→ **WORK TO BE COMPLETED**
Go through the entries below and copy each line containing the word "text".

→ **ENTRIES SHOWN**
▬▬▬

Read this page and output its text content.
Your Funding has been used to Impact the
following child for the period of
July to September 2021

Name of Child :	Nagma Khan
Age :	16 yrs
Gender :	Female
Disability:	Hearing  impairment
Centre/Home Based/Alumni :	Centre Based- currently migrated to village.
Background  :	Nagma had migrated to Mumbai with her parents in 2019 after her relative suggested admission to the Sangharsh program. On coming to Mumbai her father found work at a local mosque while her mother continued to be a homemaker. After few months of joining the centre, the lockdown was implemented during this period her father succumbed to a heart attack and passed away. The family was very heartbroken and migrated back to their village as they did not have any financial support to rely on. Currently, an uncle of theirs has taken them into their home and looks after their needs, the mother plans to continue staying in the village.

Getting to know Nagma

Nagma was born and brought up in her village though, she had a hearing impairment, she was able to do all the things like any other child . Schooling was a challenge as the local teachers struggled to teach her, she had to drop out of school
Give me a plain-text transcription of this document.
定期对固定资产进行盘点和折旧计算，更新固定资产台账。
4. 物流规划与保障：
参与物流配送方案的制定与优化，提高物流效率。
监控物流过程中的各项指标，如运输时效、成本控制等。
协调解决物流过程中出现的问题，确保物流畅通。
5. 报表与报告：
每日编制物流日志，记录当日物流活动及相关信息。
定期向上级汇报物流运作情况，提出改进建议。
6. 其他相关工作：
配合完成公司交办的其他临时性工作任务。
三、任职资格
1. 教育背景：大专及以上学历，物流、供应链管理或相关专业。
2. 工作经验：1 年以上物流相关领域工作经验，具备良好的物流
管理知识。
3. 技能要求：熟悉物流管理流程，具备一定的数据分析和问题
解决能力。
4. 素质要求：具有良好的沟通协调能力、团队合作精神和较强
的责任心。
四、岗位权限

▬▬▬

→ **REPLY**
Read this page and output its text content.
Give me a plain-text transcription of this document.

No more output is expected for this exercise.